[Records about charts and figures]
================
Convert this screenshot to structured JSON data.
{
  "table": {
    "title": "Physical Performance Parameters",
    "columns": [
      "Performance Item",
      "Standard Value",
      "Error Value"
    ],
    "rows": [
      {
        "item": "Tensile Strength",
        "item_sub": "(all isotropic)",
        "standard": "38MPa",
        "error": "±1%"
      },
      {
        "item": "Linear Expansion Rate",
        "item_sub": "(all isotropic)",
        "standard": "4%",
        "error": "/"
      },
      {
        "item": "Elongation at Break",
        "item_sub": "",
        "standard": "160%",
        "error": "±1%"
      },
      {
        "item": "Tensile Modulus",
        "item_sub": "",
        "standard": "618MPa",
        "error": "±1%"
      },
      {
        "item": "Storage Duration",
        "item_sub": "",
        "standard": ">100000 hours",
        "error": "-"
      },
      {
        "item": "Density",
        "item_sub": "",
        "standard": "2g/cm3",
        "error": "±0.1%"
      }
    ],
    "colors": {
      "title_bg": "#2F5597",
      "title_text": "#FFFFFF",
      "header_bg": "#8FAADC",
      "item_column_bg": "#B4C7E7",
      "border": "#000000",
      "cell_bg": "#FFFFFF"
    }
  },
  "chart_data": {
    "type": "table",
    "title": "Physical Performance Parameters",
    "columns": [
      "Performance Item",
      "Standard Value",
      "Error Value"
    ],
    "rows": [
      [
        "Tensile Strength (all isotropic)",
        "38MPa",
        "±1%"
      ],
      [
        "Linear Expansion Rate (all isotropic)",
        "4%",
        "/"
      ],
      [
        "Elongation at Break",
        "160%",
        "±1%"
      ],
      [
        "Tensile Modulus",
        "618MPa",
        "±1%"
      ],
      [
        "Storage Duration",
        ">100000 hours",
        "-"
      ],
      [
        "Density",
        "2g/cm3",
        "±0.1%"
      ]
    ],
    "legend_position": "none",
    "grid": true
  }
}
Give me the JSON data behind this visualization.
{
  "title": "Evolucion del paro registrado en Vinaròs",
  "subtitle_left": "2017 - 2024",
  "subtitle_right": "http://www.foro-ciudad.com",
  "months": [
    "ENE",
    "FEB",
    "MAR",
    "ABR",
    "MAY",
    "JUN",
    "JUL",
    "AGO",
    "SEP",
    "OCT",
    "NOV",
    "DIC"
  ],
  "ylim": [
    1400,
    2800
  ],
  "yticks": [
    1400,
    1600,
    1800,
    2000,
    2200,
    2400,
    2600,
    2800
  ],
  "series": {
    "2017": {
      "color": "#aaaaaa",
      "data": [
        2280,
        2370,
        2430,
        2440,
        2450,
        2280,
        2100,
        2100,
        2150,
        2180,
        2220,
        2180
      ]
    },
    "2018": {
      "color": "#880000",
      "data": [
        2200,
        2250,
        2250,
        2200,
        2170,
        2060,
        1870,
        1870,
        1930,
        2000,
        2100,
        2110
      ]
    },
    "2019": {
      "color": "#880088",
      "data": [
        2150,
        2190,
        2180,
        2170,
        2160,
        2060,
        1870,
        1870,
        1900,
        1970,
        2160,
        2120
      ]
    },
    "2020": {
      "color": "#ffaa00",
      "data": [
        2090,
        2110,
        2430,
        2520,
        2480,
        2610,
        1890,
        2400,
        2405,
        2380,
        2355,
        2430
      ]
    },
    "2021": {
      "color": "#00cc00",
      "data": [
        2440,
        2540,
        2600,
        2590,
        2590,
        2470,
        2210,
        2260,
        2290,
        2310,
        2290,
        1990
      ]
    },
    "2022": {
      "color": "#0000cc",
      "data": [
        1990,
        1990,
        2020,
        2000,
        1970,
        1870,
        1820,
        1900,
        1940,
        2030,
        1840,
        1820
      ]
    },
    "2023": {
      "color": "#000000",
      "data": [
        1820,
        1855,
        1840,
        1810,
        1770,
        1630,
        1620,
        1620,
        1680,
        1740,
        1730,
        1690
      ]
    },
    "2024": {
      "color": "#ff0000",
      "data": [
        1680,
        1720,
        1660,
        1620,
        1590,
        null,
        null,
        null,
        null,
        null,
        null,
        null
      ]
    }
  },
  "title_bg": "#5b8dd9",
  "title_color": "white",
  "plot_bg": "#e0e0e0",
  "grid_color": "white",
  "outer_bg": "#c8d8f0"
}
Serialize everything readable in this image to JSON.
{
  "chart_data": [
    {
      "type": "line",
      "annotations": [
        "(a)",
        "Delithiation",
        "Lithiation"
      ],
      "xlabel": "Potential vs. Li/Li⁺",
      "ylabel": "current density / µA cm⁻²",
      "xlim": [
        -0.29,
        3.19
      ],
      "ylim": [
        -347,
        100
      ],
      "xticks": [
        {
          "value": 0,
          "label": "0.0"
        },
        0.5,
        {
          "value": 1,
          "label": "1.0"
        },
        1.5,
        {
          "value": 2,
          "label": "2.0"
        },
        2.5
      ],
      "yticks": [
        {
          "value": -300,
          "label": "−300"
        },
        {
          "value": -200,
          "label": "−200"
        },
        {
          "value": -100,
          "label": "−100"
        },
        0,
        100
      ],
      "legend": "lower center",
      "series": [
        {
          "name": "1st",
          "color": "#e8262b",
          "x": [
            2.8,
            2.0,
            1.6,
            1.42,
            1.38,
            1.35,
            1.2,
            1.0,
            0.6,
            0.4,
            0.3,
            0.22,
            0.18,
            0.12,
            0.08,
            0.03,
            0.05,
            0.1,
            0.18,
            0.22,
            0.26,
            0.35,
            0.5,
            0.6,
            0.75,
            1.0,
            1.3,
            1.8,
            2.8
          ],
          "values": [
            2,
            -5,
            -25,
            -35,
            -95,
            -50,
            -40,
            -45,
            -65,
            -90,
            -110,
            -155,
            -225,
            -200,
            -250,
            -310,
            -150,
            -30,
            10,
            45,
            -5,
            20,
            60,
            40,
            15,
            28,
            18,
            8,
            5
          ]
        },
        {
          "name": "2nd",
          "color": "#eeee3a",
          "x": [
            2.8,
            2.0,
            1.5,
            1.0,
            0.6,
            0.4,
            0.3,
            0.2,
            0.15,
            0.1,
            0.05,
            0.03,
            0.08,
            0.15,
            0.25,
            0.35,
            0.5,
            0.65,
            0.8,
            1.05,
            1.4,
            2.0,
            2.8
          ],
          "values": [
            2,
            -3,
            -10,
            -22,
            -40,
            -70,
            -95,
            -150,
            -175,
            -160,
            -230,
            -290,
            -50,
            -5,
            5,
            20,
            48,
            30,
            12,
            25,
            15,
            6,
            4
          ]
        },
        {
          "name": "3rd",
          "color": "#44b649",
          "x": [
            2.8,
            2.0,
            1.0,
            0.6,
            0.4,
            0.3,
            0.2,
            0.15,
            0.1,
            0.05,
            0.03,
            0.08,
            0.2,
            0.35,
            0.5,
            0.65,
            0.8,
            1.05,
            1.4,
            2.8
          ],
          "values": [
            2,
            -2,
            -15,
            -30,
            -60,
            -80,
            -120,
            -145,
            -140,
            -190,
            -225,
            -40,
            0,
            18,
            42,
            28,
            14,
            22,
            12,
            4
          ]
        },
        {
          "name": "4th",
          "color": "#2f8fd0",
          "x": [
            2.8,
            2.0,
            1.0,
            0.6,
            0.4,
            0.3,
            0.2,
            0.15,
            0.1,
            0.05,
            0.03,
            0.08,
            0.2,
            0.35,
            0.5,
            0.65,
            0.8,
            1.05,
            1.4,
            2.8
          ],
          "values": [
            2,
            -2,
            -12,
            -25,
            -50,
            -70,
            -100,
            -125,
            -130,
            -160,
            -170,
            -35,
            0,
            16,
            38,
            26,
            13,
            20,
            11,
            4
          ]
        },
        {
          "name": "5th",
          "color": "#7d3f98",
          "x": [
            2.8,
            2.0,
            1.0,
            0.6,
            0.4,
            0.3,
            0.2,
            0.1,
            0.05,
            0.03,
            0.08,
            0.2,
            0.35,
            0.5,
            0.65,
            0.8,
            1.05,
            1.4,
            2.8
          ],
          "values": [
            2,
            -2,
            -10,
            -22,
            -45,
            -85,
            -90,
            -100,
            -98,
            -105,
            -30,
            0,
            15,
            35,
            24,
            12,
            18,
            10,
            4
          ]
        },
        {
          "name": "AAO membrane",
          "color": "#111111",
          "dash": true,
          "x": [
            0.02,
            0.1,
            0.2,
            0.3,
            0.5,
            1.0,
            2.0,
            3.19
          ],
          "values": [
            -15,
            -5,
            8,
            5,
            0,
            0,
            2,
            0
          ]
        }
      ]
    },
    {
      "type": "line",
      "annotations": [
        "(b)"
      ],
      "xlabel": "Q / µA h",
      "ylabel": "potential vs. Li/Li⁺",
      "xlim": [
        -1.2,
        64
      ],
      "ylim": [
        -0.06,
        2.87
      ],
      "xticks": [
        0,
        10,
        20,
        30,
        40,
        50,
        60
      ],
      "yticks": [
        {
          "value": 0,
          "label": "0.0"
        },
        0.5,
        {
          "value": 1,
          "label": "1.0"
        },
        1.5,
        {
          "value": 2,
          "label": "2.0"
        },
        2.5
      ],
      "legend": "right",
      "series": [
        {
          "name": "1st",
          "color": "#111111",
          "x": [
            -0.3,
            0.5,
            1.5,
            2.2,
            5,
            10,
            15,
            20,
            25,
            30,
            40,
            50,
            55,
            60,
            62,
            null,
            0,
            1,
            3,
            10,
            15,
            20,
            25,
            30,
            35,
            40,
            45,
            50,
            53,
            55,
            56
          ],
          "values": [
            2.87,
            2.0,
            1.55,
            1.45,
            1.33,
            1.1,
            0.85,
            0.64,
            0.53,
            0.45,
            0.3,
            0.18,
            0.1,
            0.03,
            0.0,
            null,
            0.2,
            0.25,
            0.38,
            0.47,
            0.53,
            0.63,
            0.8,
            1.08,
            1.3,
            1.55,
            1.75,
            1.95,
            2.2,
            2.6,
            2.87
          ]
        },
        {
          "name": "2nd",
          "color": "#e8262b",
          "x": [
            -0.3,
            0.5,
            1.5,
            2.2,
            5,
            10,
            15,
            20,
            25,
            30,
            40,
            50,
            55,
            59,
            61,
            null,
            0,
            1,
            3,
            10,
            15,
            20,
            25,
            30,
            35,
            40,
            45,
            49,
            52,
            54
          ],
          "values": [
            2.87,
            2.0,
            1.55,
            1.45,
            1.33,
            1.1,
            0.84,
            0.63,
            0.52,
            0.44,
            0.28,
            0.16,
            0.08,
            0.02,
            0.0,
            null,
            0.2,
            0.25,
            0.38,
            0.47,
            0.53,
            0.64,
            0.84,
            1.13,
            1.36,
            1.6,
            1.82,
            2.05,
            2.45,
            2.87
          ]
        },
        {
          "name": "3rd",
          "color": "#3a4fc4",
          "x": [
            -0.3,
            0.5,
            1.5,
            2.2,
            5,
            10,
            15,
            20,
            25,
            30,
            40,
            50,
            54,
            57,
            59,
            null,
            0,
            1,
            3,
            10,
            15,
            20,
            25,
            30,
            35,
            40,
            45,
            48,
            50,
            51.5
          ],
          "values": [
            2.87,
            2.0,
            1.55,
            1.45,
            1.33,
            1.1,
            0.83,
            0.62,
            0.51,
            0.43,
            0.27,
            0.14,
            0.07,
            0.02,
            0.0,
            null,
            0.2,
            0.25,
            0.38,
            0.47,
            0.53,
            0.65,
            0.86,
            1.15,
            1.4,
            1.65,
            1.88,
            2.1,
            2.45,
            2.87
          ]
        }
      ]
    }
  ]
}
================
## Exercise directions
Each line above that includes "ylabel" counts once; state the total and nothing more.

## Solution to the exercise
2